Diagnostic importance of clinicopathologic features and p16, CD34, MDM2 expression in differential diagnosis of adipocytic tumors

Eren Altun 1,, Seher Yüksel 2, Gülşah Kaygusuz 2, Hüseyin Yusuf Yıldız 3
PMCID: PMC7243699  PMID: 32175898

Abstract

Objective

The aim of this study was to investigate the immunohistochemical stain profiling of adipocytic tumors.

Methods

From our archive files between the years of 2012–2018, excised, formalin-fixed and paraffin-embedded adipocytic tumors were retrospectively screened and 61 subjects were selected. The gender, age, tumor location and tumor diameter were evaluated. The cases were investigated in terms of p16, CD34, MDM2 expression and clinicopathological information.

Results

Of the 61 patients included in the study, we found that 2 had hibernoma, 4 had lipoblastoma, 14 had spindle cell lipoma (SCL), 10 had lipoma, 20 had atypical lipomatous tumor/well differentiated liposarcoma (ALT/WDL), and 11 had dedifferentiated liposarcoma (DDL). In terms of diameter, ALT/WDL and DDL were significantly different from the others (p=0.001, p=0.001, respectively). There was a significant difference between the groups according to the location (p=0.001). 35% (7/20) of ALT/WDLs were in the lower extremities (thighs) and 35% (7/20) were located in the retroperitoneal region. 70% of DDLs (7/11) were located in the retroperitoneum. When CD34 expression was evaluated among the groups, a significant difference was observed (p=0.001). CD34 was positive in 92.9% of SCL cases. p16 immunoreactivity was significantly different between the groups (p=0.001). p16 expression was observed in 50.5% of ALT / WDL cases and 79% of DDL cases.

- [Extracted material]:
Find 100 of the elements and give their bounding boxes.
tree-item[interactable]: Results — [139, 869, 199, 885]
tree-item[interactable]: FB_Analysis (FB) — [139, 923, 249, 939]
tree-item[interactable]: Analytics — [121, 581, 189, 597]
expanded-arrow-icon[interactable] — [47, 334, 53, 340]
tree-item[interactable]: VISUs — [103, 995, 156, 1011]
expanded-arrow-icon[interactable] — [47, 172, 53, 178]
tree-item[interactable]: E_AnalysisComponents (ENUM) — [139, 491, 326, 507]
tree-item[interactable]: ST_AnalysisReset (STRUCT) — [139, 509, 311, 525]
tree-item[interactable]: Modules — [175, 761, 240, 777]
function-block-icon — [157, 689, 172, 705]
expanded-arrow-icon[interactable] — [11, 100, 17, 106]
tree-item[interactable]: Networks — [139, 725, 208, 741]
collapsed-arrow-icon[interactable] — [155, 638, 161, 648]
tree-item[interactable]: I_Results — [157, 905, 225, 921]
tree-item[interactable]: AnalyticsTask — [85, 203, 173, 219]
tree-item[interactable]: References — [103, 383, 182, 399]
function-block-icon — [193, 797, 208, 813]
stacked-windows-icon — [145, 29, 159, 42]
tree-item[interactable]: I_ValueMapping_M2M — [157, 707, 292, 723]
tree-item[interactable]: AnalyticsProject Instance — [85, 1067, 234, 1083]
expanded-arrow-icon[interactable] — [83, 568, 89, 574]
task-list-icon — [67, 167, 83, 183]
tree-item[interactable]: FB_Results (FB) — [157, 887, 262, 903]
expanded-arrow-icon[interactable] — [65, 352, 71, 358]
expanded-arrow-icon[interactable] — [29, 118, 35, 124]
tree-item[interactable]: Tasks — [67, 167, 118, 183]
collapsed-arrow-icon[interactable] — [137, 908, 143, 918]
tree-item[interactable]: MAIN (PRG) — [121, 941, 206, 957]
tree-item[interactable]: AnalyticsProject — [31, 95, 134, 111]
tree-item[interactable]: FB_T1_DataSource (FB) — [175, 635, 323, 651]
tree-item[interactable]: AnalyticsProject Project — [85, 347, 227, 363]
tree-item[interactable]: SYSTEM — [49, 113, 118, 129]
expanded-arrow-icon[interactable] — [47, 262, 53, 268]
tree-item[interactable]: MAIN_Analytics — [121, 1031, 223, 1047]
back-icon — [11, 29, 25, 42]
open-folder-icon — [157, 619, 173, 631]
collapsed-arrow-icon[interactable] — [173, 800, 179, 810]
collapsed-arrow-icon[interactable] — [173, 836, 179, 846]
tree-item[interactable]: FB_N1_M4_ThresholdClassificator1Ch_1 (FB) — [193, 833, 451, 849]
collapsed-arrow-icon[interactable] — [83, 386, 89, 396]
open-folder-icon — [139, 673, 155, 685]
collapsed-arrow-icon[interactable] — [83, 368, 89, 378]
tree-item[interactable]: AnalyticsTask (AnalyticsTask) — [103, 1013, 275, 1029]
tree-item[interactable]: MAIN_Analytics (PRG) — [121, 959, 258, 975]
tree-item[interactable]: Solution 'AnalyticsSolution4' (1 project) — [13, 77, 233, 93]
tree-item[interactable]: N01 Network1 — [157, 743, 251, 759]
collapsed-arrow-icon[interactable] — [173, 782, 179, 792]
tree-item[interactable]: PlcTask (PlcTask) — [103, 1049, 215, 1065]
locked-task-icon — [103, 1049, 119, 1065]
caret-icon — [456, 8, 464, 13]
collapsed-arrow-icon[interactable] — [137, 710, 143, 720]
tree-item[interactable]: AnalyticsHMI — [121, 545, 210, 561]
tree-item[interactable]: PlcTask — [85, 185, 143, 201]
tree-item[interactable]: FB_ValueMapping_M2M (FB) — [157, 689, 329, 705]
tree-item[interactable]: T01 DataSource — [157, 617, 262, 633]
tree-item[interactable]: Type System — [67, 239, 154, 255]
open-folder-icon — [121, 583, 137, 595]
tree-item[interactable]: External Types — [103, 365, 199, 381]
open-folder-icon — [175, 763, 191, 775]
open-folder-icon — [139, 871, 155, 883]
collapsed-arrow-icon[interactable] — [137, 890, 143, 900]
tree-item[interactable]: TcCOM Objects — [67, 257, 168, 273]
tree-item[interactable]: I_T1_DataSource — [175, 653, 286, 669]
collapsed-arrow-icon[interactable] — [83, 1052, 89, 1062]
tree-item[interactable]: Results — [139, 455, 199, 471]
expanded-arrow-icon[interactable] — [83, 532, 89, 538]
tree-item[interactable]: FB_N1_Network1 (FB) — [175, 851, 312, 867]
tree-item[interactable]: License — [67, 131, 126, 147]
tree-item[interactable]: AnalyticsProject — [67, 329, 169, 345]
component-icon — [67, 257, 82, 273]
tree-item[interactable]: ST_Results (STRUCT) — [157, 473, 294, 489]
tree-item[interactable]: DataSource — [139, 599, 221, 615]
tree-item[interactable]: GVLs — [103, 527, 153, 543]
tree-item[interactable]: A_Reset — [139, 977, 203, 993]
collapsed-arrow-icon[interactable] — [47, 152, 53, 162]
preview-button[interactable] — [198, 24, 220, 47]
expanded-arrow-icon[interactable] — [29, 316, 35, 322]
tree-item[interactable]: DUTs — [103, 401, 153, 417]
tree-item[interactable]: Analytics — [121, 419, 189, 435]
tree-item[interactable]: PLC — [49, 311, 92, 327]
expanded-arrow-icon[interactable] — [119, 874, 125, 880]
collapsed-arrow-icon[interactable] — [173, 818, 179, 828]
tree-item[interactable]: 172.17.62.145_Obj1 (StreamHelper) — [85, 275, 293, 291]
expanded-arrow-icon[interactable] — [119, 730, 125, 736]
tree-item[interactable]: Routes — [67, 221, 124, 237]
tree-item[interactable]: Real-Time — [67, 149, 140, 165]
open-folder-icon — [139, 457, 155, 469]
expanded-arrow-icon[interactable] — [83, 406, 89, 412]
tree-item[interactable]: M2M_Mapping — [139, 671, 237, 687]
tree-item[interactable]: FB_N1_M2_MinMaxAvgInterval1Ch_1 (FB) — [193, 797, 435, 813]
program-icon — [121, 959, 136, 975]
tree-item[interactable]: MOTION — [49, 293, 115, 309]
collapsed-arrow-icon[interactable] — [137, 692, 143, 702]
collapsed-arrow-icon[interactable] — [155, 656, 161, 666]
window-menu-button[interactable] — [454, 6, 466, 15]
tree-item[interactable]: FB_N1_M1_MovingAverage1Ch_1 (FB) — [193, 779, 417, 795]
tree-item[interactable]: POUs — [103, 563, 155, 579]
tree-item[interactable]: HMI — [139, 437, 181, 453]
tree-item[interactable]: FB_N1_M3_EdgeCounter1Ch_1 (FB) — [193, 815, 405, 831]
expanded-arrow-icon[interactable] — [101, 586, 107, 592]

- [Required work]:
According to the adipocytic tumor abstract, in what percentage of spindle cell lipoma cases was CD34 positive?

- [The completed task]:
92.9%